** BEGIN Data supplied **

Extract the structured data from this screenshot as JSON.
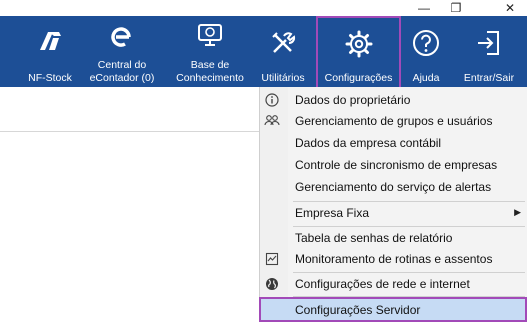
{
  "window": {
    "minimize_glyph": "—",
    "restore_glyph": "❐",
    "close_glyph": "✕"
  },
  "toolbar": {
    "items": [
      {
        "label": "NF-Stock",
        "icon": "nf-stock-logo-icon"
      },
      {
        "label": "Central do\neContador (0)",
        "icon": "econtador-e-icon"
      },
      {
        "label": "Base de\nConhecimento",
        "icon": "monitor-help-icon"
      },
      {
        "label": "Utilitários",
        "icon": "tools-icon"
      },
      {
        "label": "Configurações",
        "icon": "gear-icon"
      },
      {
        "label": "Ajuda",
        "icon": "question-icon"
      },
      {
        "label": "Entrar/Sair",
        "icon": "login-icon"
      }
    ],
    "colors": {
      "background": "#1d4f96",
      "highlight": "#a24ab8"
    }
  },
  "menu": {
    "items": [
      {
        "label": "Dados do proprietário",
        "icon": "info-icon"
      },
      {
        "label": "Gerenciamento de grupos e usuários",
        "icon": "users-icon"
      },
      {
        "label": "Dados da empresa contábil",
        "icon": ""
      },
      {
        "label": "Controle de sincronismo de empresas",
        "icon": ""
      },
      {
        "label": "Gerenciamento do serviço de alertas",
        "icon": ""
      },
      {
        "label": "Empresa Fixa",
        "icon": "",
        "submenu_arrow": "▶"
      },
      {
        "label": "Tabela de senhas de relatório",
        "icon": ""
      },
      {
        "label": "Monitoramento de rotinas e assentos",
        "icon": "monitor-routine-icon"
      },
      {
        "label": "Configurações de rede e internet",
        "icon": "globe-icon"
      },
      {
        "label": "Configurações Servidor",
        "icon": "",
        "selected": true
      }
    ],
    "colors": {
      "selected_bg": "#c6dbf4",
      "selected_border": "#a24ab8"
    }
  }
}
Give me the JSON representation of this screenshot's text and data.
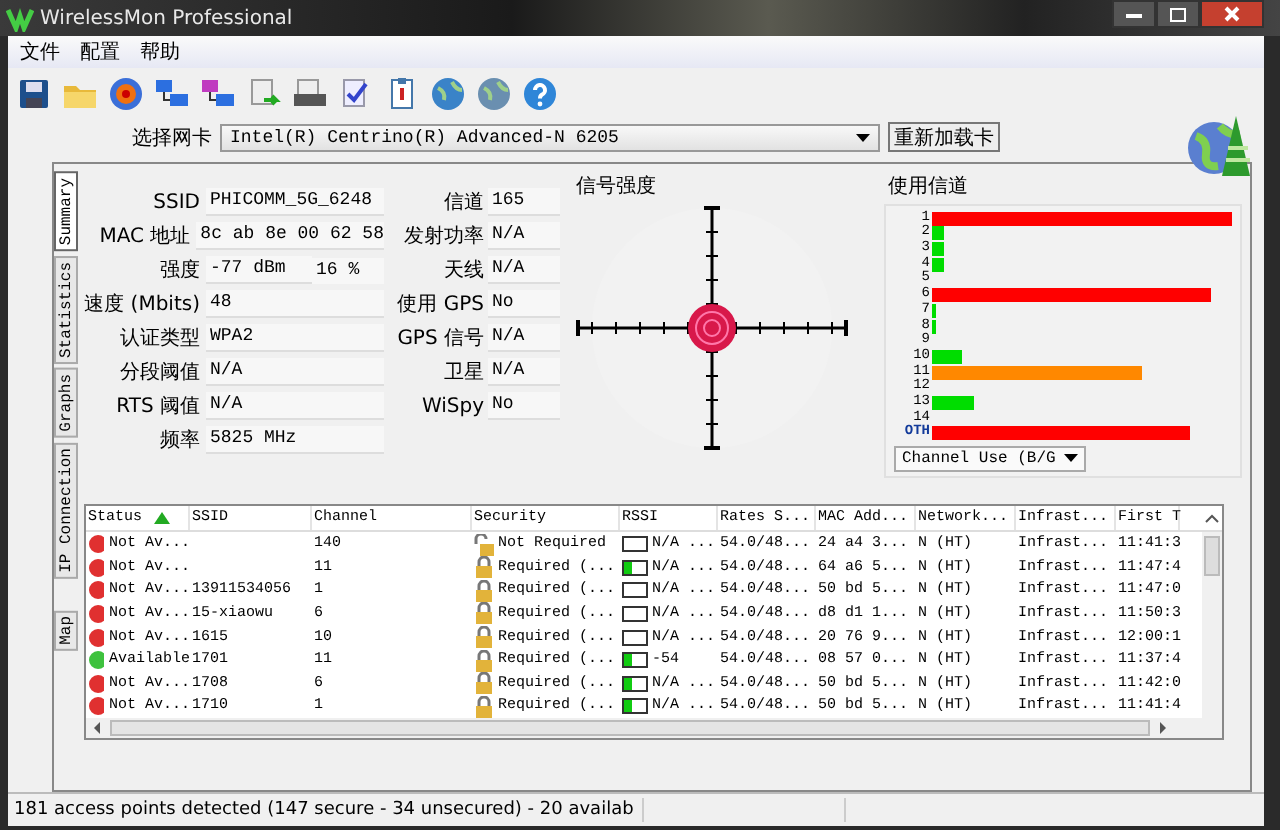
{
  "window": {
    "title": "WirelessMon Professional"
  },
  "menu": [
    "文件",
    "配置",
    "帮助"
  ],
  "adapter": {
    "label": "选择网卡",
    "value": "Intel(R) Centrino(R) Advanced-N 6205",
    "reload_button": "重新加载卡"
  },
  "side_tabs": [
    {
      "label": "Summary",
      "selected": true
    },
    {
      "label": "Statistics",
      "selected": false
    },
    {
      "label": "Graphs",
      "selected": false
    },
    {
      "label": "IP Connection",
      "selected": false
    },
    {
      "label": "Map",
      "selected": false
    }
  ],
  "summary": {
    "left": [
      {
        "label": "SSID",
        "value": "PHICOMM_5G_6248"
      },
      {
        "label": "MAC 地址",
        "value": "8c ab 8e 00 62 58"
      },
      {
        "label": "强度",
        "value": "-77 dBm",
        "extra": "16 %"
      },
      {
        "label": "速度 (Mbits)",
        "value": "48"
      },
      {
        "label": "认证类型",
        "value": "WPA2"
      },
      {
        "label": "分段阈值",
        "value": "N/A"
      },
      {
        "label": "RTS 阈值",
        "value": "N/A"
      },
      {
        "label": "频率",
        "value": "5825 MHz"
      }
    ],
    "right": [
      {
        "label": "信道",
        "value": "165"
      },
      {
        "label": "发射功率",
        "value": "N/A"
      },
      {
        "label": "天线",
        "value": "N/A"
      },
      {
        "label": "使用 GPS",
        "value": "No"
      },
      {
        "label": "GPS 信号",
        "value": "N/A"
      },
      {
        "label": "卫星",
        "value": "N/A"
      },
      {
        "label": "WiSpy",
        "value": "No"
      }
    ]
  },
  "signal": {
    "title": "信号强度"
  },
  "channels": {
    "title": "使用信道",
    "labels": [
      "1",
      "2",
      "3",
      "4",
      "5",
      "6",
      "7",
      "8",
      "9",
      "10",
      "11",
      "12",
      "13",
      "14",
      "OTH"
    ],
    "mode": "Channel Use (B/G"
  },
  "table": {
    "columns": [
      {
        "label": "Status",
        "sorted": true
      },
      {
        "label": "SSID",
        "sorted": false
      },
      {
        "label": "Channel",
        "sorted": false
      },
      {
        "label": "Security",
        "sorted": false
      },
      {
        "label": "RSSI",
        "sorted": false
      },
      {
        "label": "Rates S...",
        "sorted": false
      },
      {
        "label": "MAC Add...",
        "sorted": false
      },
      {
        "label": "Network...",
        "sorted": false
      },
      {
        "label": "Infrast...",
        "sorted": false
      },
      {
        "label": "First T",
        "sorted": false
      }
    ],
    "rows": [
      {
        "available": false,
        "status": "Not Av...",
        "ssid": "",
        "channel": "140",
        "locked": false,
        "security": "Not Required",
        "signal_bar": false,
        "rssi": "N/A ...",
        "rates": "54.0/48...",
        "mac": "24 a4 3...",
        "network": "N (HT)",
        "infra": "Infrast...",
        "first": "11:41:3"
      },
      {
        "available": false,
        "status": "Not Av...",
        "ssid": "",
        "channel": "11",
        "locked": true,
        "security": "Required (...",
        "signal_bar": true,
        "rssi": "N/A ...",
        "rates": "54.0/48...",
        "mac": "64 a6 5...",
        "network": "N (HT)",
        "infra": "Infrast...",
        "first": "11:47:4"
      },
      {
        "available": false,
        "status": "Not Av...",
        "ssid": "13911534056",
        "channel": "1",
        "locked": true,
        "security": "Required (...",
        "signal_bar": false,
        "rssi": "N/A ...",
        "rates": "54.0/48...",
        "mac": "50 bd 5...",
        "network": "N (HT)",
        "infra": "Infrast...",
        "first": "11:47:0"
      },
      {
        "available": false,
        "status": "Not Av...",
        "ssid": "15-xiaowu",
        "channel": "6",
        "locked": true,
        "security": "Required (...",
        "signal_bar": false,
        "rssi": "N/A ...",
        "rates": "54.0/48...",
        "mac": "d8 d1 1...",
        "network": "N (HT)",
        "infra": "Infrast...",
        "first": "11:50:3"
      },
      {
        "available": false,
        "status": "Not Av...",
        "ssid": "1615",
        "channel": "10",
        "locked": true,
        "security": "Required (...",
        "signal_bar": false,
        "rssi": "N/A ...",
        "rates": "54.0/48...",
        "mac": "20 76 9...",
        "network": "N (HT)",
        "infra": "Infrast...",
        "first": "12:00:1"
      },
      {
        "available": true,
        "status": "Available",
        "ssid": "1701",
        "channel": "11",
        "locked": true,
        "security": "Required (...",
        "signal_bar": true,
        "rssi": "-54",
        "rates": "54.0/48...",
        "mac": "08 57 0...",
        "network": "N (HT)",
        "infra": "Infrast...",
        "first": "11:37:4"
      },
      {
        "available": false,
        "status": "Not Av...",
        "ssid": "1708",
        "channel": "6",
        "locked": true,
        "security": "Required (...",
        "signal_bar": true,
        "rssi": "N/A ...",
        "rates": "54.0/48...",
        "mac": "50 bd 5...",
        "network": "N (HT)",
        "infra": "Infrast...",
        "first": "11:42:0"
      },
      {
        "available": false,
        "status": "Not Av...",
        "ssid": "1710",
        "channel": "1",
        "locked": true,
        "security": "Required (...",
        "signal_bar": true,
        "rssi": "N/A ...",
        "rates": "54.0/48...",
        "mac": "50 bd 5...",
        "network": "N (HT)",
        "infra": "Infrast...",
        "first": "11:41:4"
      }
    ]
  },
  "status_bar": "181 access points detected (147 secure - 34 unsecured) - 20 availab"
}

** END Data supplied **

- Directive -
Write out every line above exactly as it is, leaving out the pictures.

- Final result -
Extract the structured data from this screenshot as JSON.
{
  "window": {
    "minimize_glyph": "—",
    "restore_glyph": "❐",
    "close_glyph": "✕"
  },
  "toolbar": {
    "items": [
      {
        "label": "NF-Stock",
        "icon": "nf-stock-logo-icon"
      },
      {
        "label": "Central do\neContador (0)",
        "icon": "econtador-e-icon"
      },
      {
        "label": "Base de\nConhecimento",
        "icon": "monitor-help-icon"
      },
      {
        "label": "Utilitários",
        "icon": "tools-icon"
      },
      {
        "label": "Configurações",
        "icon": "gear-icon"
      },
      {
        "label": "Ajuda",
        "icon": "question-icon"
      },
      {
        "label": "Entrar/Sair",
        "icon": "login-icon"
      }
    ],
    "colors": {
      "background": "#1d4f96",
      "highlight": "#a24ab8"
    }
  },
  "menu": {
    "items": [
      {
        "label": "Dados do proprietário",
        "icon": "info-icon"
      },
      {
        "label": "Gerenciamento de grupos e usuários",
        "icon": "users-icon"
      },
      {
        "label": "Dados da empresa contábil",
        "icon": ""
      },
      {
        "label": "Controle de sincronismo de empresas",
        "icon": ""
      },
      {
        "label": "Gerenciamento do serviço de alertas",
        "icon": ""
      },
      {
        "label": "Empresa Fixa",
        "icon": "",
        "submenu_arrow": "▶"
      },
      {
        "label": "Tabela de senhas de relatório",
        "icon": ""
      },
      {
        "label": "Monitoramento de rotinas e assentos",
        "icon": "monitor-routine-icon"
      },
      {
        "label": "Configurações de rede e internet",
        "icon": "globe-icon"
      },
      {
        "label": "Configurações Servidor",
        "icon": "",
        "selected": true
      }
    ],
    "colors": {
      "selected_bg": "#c6dbf4",
      "selected_border": "#a24ab8"
    }
  }
}
Give me the JSON representation of this screenshot's text and data.
{
  "window": {
    "title": "WirelessMon Professional"
  },
  "menu": [
    "文件",
    "配置",
    "帮助"
  ],
  "adapter": {
    "label": "选择网卡",
    "value": "Intel(R) Centrino(R) Advanced-N 6205",
    "reload_button": "重新加载卡"
  },
  "side_tabs": [
    {
      "label": "Summary",
      "selected": true
    },
    {
      "label": "Statistics",
      "selected": false
    },
    {
      "label": "Graphs",
      "selected": false
    },
    {
      "label": "IP Connection",
      "selected": false
    },
    {
      "label": "Map",
      "selected": false
    }
  ],
  "summary": {
    "left": [
      {
        "label": "SSID",
        "value": "PHICOMM_5G_6248"
      },
      {
        "label": "MAC 地址",
        "value": "8c ab 8e 00 62 58"
      },
      {
        "label": "强度",
        "value": "-77 dBm",
        "extra": "16 %"
      },
      {
        "label": "速度 (Mbits)",
        "value": "48"
      },
      {
        "label": "认证类型",
        "value": "WPA2"
      },
      {
        "label": "分段阈值",
        "value": "N/A"
      },
      {
        "label": "RTS 阈值",
        "value": "N/A"
      },
      {
        "label": "频率",
        "value": "5825 MHz"
      }
    ],
    "right": [
      {
        "label": "信道",
        "value": "165"
      },
      {
        "label": "发射功率",
        "value": "N/A"
      },
      {
        "label": "天线",
        "value": "N/A"
      },
      {
        "label": "使用 GPS",
        "value": "No"
      },
      {
        "label": "GPS 信号",
        "value": "N/A"
      },
      {
        "label": "卫星",
        "value": "N/A"
      },
      {
        "label": "WiSpy",
        "value": "No"
      }
    ]
  },
  "signal": {
    "title": "信号强度"
  },
  "channels": {
    "title": "使用信道",
    "labels": [
      "1",
      "2",
      "3",
      "4",
      "5",
      "6",
      "7",
      "8",
      "9",
      "10",
      "11",
      "12",
      "13",
      "14",
      "OTH"
    ],
    "mode": "Channel Use (B/G"
  },
  "table": {
    "columns": [
      {
        "label": "Status",
        "sorted": true
      },
      {
        "label": "SSID",
        "sorted": false
      },
      {
        "label": "Channel",
        "sorted": false
      },
      {
        "label": "Security",
        "sorted": false
      },
      {
        "label": "RSSI",
        "sorted": false
      },
      {
        "label": "Rates S...",
        "sorted": false
      },
      {
        "label": "MAC Add...",
        "sorted": false
      },
      {
        "label": "Network...",
        "sorted": false
      },
      {
        "label": "Infrast...",
        "sorted": false
      },
      {
        "label": "First T",
        "sorted": false
      }
    ],
    "rows": [
      {
        "available": false,
        "status": "Not Av...",
        "ssid": "",
        "channel": "140",
        "locked": false,
        "security": "Not Required",
        "signal_bar": false,
        "rssi": "N/A ...",
        "rates": "54.0/48...",
        "mac": "24 a4 3...",
        "network": "N (HT)",
        "infra": "Infrast...",
        "first": "11:41:3"
      },
      {
        "available": false,
        "status": "Not Av...",
        "ssid": "",
        "channel": "11",
        "locked": true,
        "security": "Required (...",
        "signal_bar": true,
        "rssi": "N/A ...",
        "rates": "54.0/48...",
        "mac": "64 a6 5...",
        "network": "N (HT)",
        "infra": "Infrast...",
        "first": "11:47:4"
      },
      {
        "available": false,
        "status": "Not Av...",
        "ssid": "13911534056",
        "channel": "1",
        "locked": true,
        "security": "Required (...",
        "signal_bar": false,
        "rssi": "N/A ...",
        "rates": "54.0/48...",
        "mac": "50 bd 5...",
        "network": "N (HT)",
        "infra": "Infrast...",
        "first": "11:47:0"
      },
      {
        "available": false,
        "status": "Not Av...",
        "ssid": "15-xiaowu",
        "channel": "6",
        "locked": true,
        "security": "Required (...",
        "signal_bar": false,
        "rssi": "N/A ...",
        "rates": "54.0/48...",
        "mac": "d8 d1 1...",
        "network": "N (HT)",
        "infra": "Infrast...",
        "first": "11:50:3"
      },
      {
        "available": false,
        "status": "Not Av...",
        "ssid": "1615",
        "channel": "10",
        "locked": true,
        "security": "Required (...",
        "signal_bar": false,
        "rssi": "N/A ...",
        "rates": "54.0/48...",
        "mac": "20 76 9...",
        "network": "N (HT)",
        "infra": "Infrast...",
        "first": "12:00:1"
      },
      {
        "available": true,
        "status": "Available",
        "ssid": "1701",
        "channel": "11",
        "locked": true,
        "security": "Required (...",
        "signal_bar": true,
        "rssi": "-54",
        "rates": "54.0/48...",
        "mac": "08 57 0...",
        "network": "N (HT)",
        "infra": "Infrast...",
        "first": "11:37:4"
      },
      {
        "available": false,
        "status": "Not Av...",
        "ssid": "1708",
        "channel": "6",
        "locked": true,
        "security": "Required (...",
        "signal_bar": true,
        "rssi": "N/A ...",
        "rates": "54.0/48...",
        "mac": "50 bd 5...",
        "network": "N (HT)",
        "infra": "Infrast...",
        "first": "11:42:0"
      },
      {
        "available": false,
        "status": "Not Av...",
        "ssid": "1710",
        "channel": "1",
        "locked": true,
        "security": "Required (...",
        "signal_bar": true,
        "rssi": "N/A ...",
        "rates": "54.0/48...",
        "mac": "50 bd 5...",
        "network": "N (HT)",
        "infra": "Infrast...",
        "first": "11:41:4"
      }
    ]
  },
  "status_bar": "181 access points detected (147 secure - 34 unsecured) - 20 availab"
}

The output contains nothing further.